▶ _Aim of the task_
Retype the data below without altering anything.

▶ _Supplied data_
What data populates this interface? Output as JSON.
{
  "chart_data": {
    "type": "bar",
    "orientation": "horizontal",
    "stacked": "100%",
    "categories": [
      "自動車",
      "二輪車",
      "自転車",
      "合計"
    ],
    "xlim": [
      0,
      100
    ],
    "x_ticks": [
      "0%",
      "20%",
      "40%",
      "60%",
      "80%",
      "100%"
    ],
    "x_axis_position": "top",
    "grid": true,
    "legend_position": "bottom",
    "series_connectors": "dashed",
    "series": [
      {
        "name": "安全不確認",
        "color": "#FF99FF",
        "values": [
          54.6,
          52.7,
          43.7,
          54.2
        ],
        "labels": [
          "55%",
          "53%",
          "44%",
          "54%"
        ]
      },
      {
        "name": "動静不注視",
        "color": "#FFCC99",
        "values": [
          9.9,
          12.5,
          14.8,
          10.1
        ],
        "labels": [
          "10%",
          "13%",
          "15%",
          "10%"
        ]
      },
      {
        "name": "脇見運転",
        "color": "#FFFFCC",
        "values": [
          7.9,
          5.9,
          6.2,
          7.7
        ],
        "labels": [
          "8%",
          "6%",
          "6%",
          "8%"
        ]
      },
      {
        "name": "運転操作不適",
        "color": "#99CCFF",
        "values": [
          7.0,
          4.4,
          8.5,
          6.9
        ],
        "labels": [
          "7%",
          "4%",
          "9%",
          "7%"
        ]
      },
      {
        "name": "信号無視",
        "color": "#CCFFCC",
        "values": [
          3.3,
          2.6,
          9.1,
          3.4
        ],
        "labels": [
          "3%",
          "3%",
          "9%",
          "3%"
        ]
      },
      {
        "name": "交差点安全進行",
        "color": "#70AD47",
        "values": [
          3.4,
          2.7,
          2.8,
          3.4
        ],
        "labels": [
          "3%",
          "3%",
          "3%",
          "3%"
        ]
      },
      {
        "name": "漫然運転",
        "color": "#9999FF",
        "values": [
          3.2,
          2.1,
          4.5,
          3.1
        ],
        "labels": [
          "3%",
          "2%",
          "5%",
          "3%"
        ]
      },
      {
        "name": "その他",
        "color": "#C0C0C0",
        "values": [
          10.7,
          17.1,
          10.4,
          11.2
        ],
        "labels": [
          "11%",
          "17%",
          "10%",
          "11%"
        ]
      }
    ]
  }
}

▶ _The answer_
What data populates this interface? Output as JSON.
{
  "chart_data": {
    "type": "bar",
    "orientation": "horizontal",
    "stacked": "100%",
    "categories": [
      "自動車",
      "二輪車",
      "自転車",
      "合計"
    ],
    "xlim": [
      0,
      100
    ],
    "x_ticks": [
      "0%",
      "20%",
      "40%",
      "60%",
      "80%",
      "100%"
    ],
    "x_axis_position": "top",
    "grid": true,
    "legend_position": "bottom",
    "series_connectors": "dashed",
    "series": [
      {
        "name": "安全不確認",
        "color": "#FF99FF",
        "values": [
          54.6,
          52.7,
          43.7,
          54.2
        ],
        "labels": [
          "55%",
          "53%",
          "44%",
          "54%"
        ]
      },
      {
        "name": "動静不注視",
        "color": "#FFCC99",
        "values": [
          9.9,
          12.5,
          14.8,
          10.1
        ],
        "labels": [
          "10%",
          "13%",
          "15%",
          "10%"
        ]
      },
      {
        "name": "脇見運転",
        "color": "#FFFFCC",
        "values": [
          7.9,
          5.9,
          6.2,
          7.7
        ],
        "labels": [
          "8%",
          "6%",
          "6%",
          "8%"
        ]
      },
      {
        "name": "運転操作不適",
        "color": "#99CCFF",
        "values": [
          7.0,
          4.4,
          8.5,
          6.9
        ],
        "labels": [
          "7%",
          "4%",
          "9%",
          "7%"
        ]
      },
      {
        "name": "信号無視",
        "color": "#CCFFCC",
        "values": [
          3.3,
          2.6,
          9.1,
          3.4
        ],
        "labels": [
          "3%",
          "3%",
          "9%",
          "3%"
        ]
      },
      {
        "name": "交差点安全進行",
        "color": "#70AD47",
        "values": [
          3.4,
          2.7,
          2.8,
          3.4
        ],
        "labels": [
          "3%",
          "3%",
          "3%",
          "3%"
        ]
      },
      {
        "name": "漫然運転",
        "color": "#9999FF",
        "values": [
          3.2,
          2.1,
          4.5,
          3.1
        ],
        "labels": [
          "3%",
          "2%",
          "5%",
          "3%"
        ]
      },
      {
        "name": "その他",
        "color": "#C0C0C0",
        "values": [
          10.7,
          17.1,
          10.4,
          11.2
        ],
        "labels": [
          "11%",
          "17%",
          "10%",
          "11%"
        ]
      }
    ]
  }
}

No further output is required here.